§ **Entries from a dataset**
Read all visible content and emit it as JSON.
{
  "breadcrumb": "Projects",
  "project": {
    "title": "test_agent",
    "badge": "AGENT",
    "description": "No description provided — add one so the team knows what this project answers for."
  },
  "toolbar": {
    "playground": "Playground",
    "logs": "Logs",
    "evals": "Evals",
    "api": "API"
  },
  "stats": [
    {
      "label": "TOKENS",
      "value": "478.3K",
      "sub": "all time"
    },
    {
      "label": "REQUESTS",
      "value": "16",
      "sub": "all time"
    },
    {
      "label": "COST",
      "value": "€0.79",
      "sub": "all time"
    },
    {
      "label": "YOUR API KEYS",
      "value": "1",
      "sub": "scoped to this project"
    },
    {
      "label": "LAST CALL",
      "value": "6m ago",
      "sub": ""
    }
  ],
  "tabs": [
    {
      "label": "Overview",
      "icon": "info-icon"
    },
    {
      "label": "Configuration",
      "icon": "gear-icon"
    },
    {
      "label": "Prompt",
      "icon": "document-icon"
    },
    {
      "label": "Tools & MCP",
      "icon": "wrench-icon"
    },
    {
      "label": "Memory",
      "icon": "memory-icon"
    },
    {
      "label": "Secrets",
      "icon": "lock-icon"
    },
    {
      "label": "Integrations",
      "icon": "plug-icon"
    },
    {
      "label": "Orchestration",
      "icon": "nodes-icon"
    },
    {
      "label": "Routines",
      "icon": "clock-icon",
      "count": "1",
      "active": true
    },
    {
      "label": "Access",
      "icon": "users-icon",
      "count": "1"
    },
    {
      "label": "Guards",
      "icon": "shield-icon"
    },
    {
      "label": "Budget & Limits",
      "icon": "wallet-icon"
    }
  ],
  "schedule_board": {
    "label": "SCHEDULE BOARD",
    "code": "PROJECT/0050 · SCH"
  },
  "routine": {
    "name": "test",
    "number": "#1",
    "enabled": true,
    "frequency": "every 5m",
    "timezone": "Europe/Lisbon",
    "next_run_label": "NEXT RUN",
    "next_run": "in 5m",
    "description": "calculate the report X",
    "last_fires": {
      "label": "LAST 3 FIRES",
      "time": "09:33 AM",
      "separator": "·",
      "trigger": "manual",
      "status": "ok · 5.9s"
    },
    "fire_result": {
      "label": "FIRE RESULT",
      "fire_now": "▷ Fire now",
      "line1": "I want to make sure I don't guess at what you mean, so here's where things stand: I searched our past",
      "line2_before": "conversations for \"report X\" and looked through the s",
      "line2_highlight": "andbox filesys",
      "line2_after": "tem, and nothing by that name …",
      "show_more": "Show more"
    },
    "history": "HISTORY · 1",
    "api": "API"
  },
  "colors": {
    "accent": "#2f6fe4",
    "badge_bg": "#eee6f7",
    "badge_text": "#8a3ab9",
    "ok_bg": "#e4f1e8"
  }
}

§ **The request**
Return all of the data precisely as it appears.

§ **Exercise output**
Read all visible content and emit it as JSON.
{
  "breadcrumb": "Projects",
  "project": {
    "title": "test_agent",
    "badge": "AGENT",
    "description": "No description provided — add one so the team knows what this project answers for."
  },
  "toolbar": {
    "playground": "Playground",
    "logs": "Logs",
    "evals": "Evals",
    "api": "API"
  },
  "stats": [
    {
      "label": "TOKENS",
      "value": "478.3K",
      "sub": "all time"
    },
    {
      "label": "REQUESTS",
      "value": "16",
      "sub": "all time"
    },
    {
      "label": "COST",
      "value": "€0.79",
      "sub": "all time"
    },
    {
      "label": "YOUR API KEYS",
      "value": "1",
      "sub": "scoped to this project"
    },
    {
      "label": "LAST CALL",
      "value": "6m ago",
      "sub": ""
    }
  ],
  "tabs": [
    {
      "label": "Overview",
      "icon": "info-icon"
    },
    {
      "label": "Configuration",
      "icon": "gear-icon"
    },
    {
      "label": "Prompt",
      "icon": "document-icon"
    },
    {
      "label": "Tools & MCP",
      "icon": "wrench-icon"
    },
    {
      "label": "Memory",
      "icon": "memory-icon"
    },
    {
      "label": "Secrets",
      "icon": "lock-icon"
    },
    {
      "label": "Integrations",
      "icon": "plug-icon"
    },
    {
      "label": "Orchestration",
      "icon": "nodes-icon"
    },
    {
      "label": "Routines",
      "icon": "clock-icon",
      "count": "1",
      "active": true
    },
    {
      "label": "Access",
      "icon": "users-icon",
      "count": "1"
    },
    {
      "label": "Guards",
      "icon": "shield-icon"
    },
    {
      "label": "Budget & Limits",
      "icon": "wallet-icon"
    }
  ],
  "schedule_board": {
    "label": "SCHEDULE BOARD",
    "code": "PROJECT/0050 · SCH"
  },
  "routine": {
    "name": "test",
    "number": "#1",
    "enabled": true,
    "frequency": "every 5m",
    "timezone": "Europe/Lisbon",
    "next_run_label": "NEXT RUN",
    "next_run": "in 5m",
    "description": "calculate the report X",
    "last_fires": {
      "label": "LAST 3 FIRES",
      "time": "09:33 AM",
      "separator": "·",
      "trigger": "manual",
      "status": "ok · 5.9s"
    },
    "fire_result": {
      "label": "FIRE RESULT",
      "fire_now": "▷ Fire now",
      "line1": "I want to make sure I don't guess at what you mean, so here's where things stand: I searched our past",
      "line2_before": "conversations for \"report X\" and looked through the s",
      "line2_highlight": "andbox filesys",
      "line2_after": "tem, and nothing by that name …",
      "show_more": "Show more"
    },
    "history": "HISTORY · 1",
    "api": "API"
  },
  "colors": {
    "accent": "#2f6fe4",
    "badge_bg": "#eee6f7",
    "badge_text": "#8a3ab9",
    "ok_bg": "#e4f1e8"
  }
}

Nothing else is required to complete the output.